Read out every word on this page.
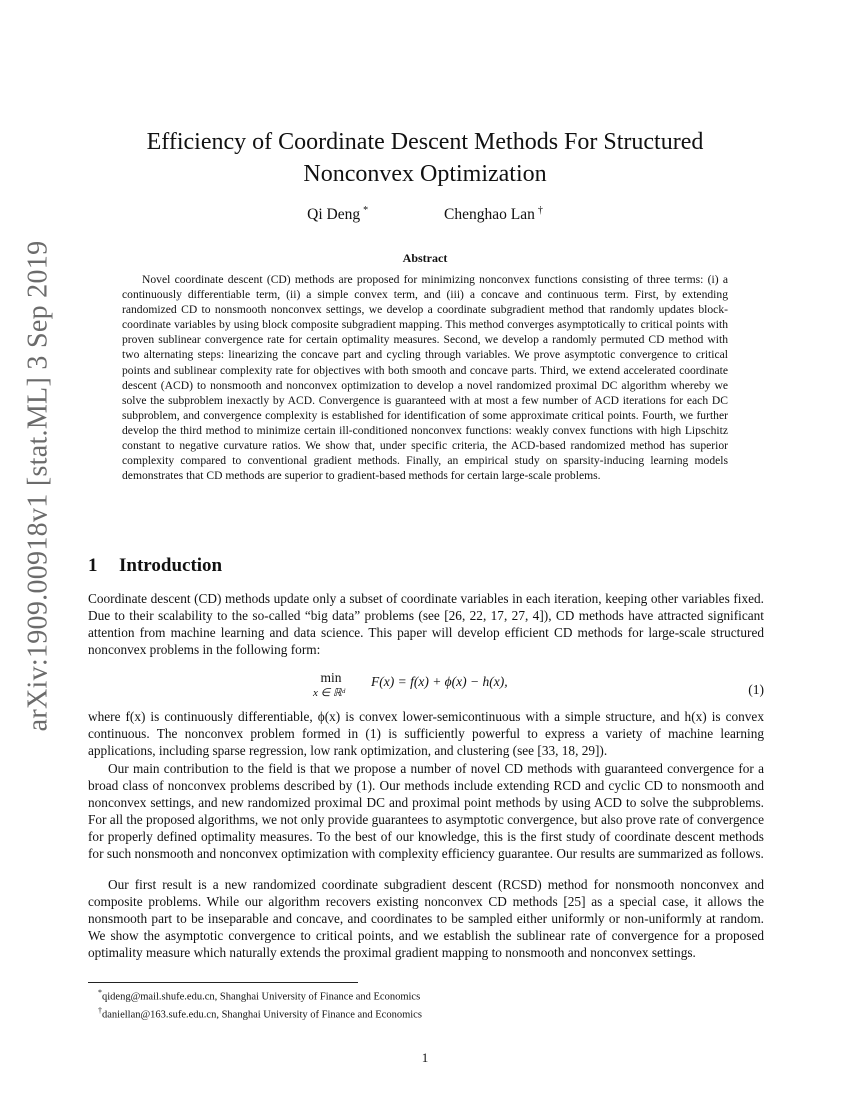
arXiv:1909.00918v1 [stat.ML] 3 Sep 2019
Efficiency of Coordinate Descent Methods For Structured Nonconvex Optimization
Qi Deng *	Chenghao Lan †
Abstract

Novel coordinate descent (CD) methods are proposed for minimizing nonconvex functions consisting of three terms: (i) a continuously differentiable term, (ii) a simple convex term, and (iii) a concave and continuous term. First, by extending randomized CD to nonsmooth nonconvex settings, we develop a coordinate subgradient method that randomly updates block-coordinate variables by using block composite subgradient mapping. This method converges asymptotically to critical points with proven sublinear convergence rate for certain optimality measures. Second, we develop a randomly permuted CD method with two alternating steps: linearizing the concave part and cycling through variables. We prove asymptotic convergence to critical points and sublinear complexity rate for objectives with both smooth and concave parts. Third, we extend accelerated coordinate descent (ACD) to nonsmooth and nonconvex optimization to develop a novel randomized proximal DC algorithm whereby we solve the subproblem inexactly by ACD. Convergence is guaranteed with at most a few number of ACD iterations for each DC subproblem, and convergence complexity is established for identification of some approximate critical points. Fourth, we further develop the third method to minimize certain ill-conditioned nonconvex functions: weakly convex functions with high Lipschitz constant to negative curvature ratios. We show that, under specific criteria, the ACD-based randomized method has superior complexity compared to conventional gradient methods. Finally, an empirical study on sparsity-inducing learning models demonstrates that CD methods are superior to gradient-based methods for certain large-scale problems.

1 Introduction

Coordinate descent (CD) methods update only a subset of coordinate variables in each iteration, keeping other variables fixed. Due to their scalability to the so-called “big data” problems (see [26, 22, 17, 27, 4]), CD methods have attracted significant attention from machine learning and data science. This paper will develop efficient CD methods for large-scale structured nonconvex problems in the following form:

min
x ∈ ℝᵈ
F(x) = f(x) + ϕ(x) − h(x),
(1)

where f(x) is continuously differentiable, ϕ(x) is convex lower-semicontinuous with a simple structure, and h(x) is convex continuous. The nonconvex problem formed in (1) is sufficiently powerful to express a variety of machine learning applications, including sparse regression, low rank optimization, and clustering (see [33, 18, 29]).

Our main contribution to the field is that we propose a number of novel CD methods with guaranteed convergence for a broad class of nonconvex problems described by (1). Our methods include extending RCD and cyclic CD to nonsmooth and nonconvex settings, and new randomized proximal DC and proximal point methods by using ACD to solve the subproblems. For all the proposed algorithms, we not only provide guarantees to asymptotic convergence, but also prove rate of convergence for properly defined optimality measures. To the best of our knowledge, this is the first study of coordinate descent methods for such nonsmooth and nonconvex optimization with complexity efficiency guarantee. Our results are summarized as follows.

Our first result is a new randomized coordinate subgradient descent (RCSD) method for nonsmooth nonconvex and composite problems. While our algorithm recovers existing nonconvex CD methods [25] as a special case, it allows the nonsmooth part to be inseparable and concave, and coordinates to be sampled either uniformly or non-uniformly at random. We show the asymptotic convergence to critical points, and we establish the sublinear rate of convergence for a proposed optimality measure which naturally extends the proximal gradient mapping to nonsmooth and nonconvex settings.

*qideng@mail.shufe.edu.cn, Shanghai University of Finance and Economics
†daniellan@163.sufe.edu.cn, Shanghai University of Finance and Economics
1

§ YOUR GOAL
Each entry above is to be written out again unchanged, apart from the pictures, which are left out.

§ SOLUTION
Read out every word on this page.
arXiv:1909.00918v1 [stat.ML] 3 Sep 2019
Efficiency of Coordinate Descent Methods For Structured Nonconvex Optimization
Qi Deng *	Chenghao Lan †
Abstract

Novel coordinate descent (CD) methods are proposed for minimizing nonconvex functions consisting of three terms: (i) a continuously differentiable term, (ii) a simple convex term, and (iii) a concave and continuous term. First, by extending randomized CD to nonsmooth nonconvex settings, we develop a coordinate subgradient method that randomly updates block-coordinate variables by using block composite subgradient mapping. This method converges asymptotically to critical points with proven sublinear convergence rate for certain optimality measures. Second, we develop a randomly permuted CD method with two alternating steps: linearizing the concave part and cycling through variables. We prove asymptotic convergence to critical points and sublinear complexity rate for objectives with both smooth and concave parts. Third, we extend accelerated coordinate descent (ACD) to nonsmooth and nonconvex optimization to develop a novel randomized proximal DC algorithm whereby we solve the subproblem inexactly by ACD. Convergence is guaranteed with at most a few number of ACD iterations for each DC subproblem, and convergence complexity is established for identification of some approximate critical points. Fourth, we further develop the third method to minimize certain ill-conditioned nonconvex functions: weakly convex functions with high Lipschitz constant to negative curvature ratios. We show that, under specific criteria, the ACD-based randomized method has superior complexity compared to conventional gradient methods. Finally, an empirical study on sparsity-inducing learning models demonstrates that CD methods are superior to gradient-based methods for certain large-scale problems.

1 Introduction

Coordinate descent (CD) methods update only a subset of coordinate variables in each iteration, keeping other variables fixed. Due to their scalability to the so-called “big data” problems (see [26, 22, 17, 27, 4]), CD methods have attracted significant attention from machine learning and data science. This paper will develop efficient CD methods for large-scale structured nonconvex problems in the following form:

min
x ∈ ℝᵈ
F(x) = f(x) + ϕ(x) − h(x),
(1)

where f(x) is continuously differentiable, ϕ(x) is convex lower-semicontinuous with a simple structure, and h(x) is convex continuous. The nonconvex problem formed in (1) is sufficiently powerful to express a variety of machine learning applications, including sparse regression, low rank optimization, and clustering (see [33, 18, 29]).

Our main contribution to the field is that we propose a number of novel CD methods with guaranteed convergence for a broad class of nonconvex problems described by (1). Our methods include extending RCD and cyclic CD to nonsmooth and nonconvex settings, and new randomized proximal DC and proximal point methods by using ACD to solve the subproblems. For all the proposed algorithms, we not only provide guarantees to asymptotic convergence, but also prove rate of convergence for properly defined optimality measures. To the best of our knowledge, this is the first study of coordinate descent methods for such nonsmooth and nonconvex optimization with complexity efficiency guarantee. Our results are summarized as follows.

Our first result is a new randomized coordinate subgradient descent (RCSD) method for nonsmooth nonconvex and composite problems. While our algorithm recovers existing nonconvex CD methods [25] as a special case, it allows the nonsmooth part to be inseparable and concave, and coordinates to be sampled either uniformly or non-uniformly at random. We show the asymptotic convergence to critical points, and we establish the sublinear rate of convergence for a proposed optimality measure which naturally extends the proximal gradient mapping to nonsmooth and nonconvex settings.

*qideng@mail.shufe.edu.cn, Shanghai University of Finance and Economics
†daniellan@163.sufe.edu.cn, Shanghai University of Finance and Economics
1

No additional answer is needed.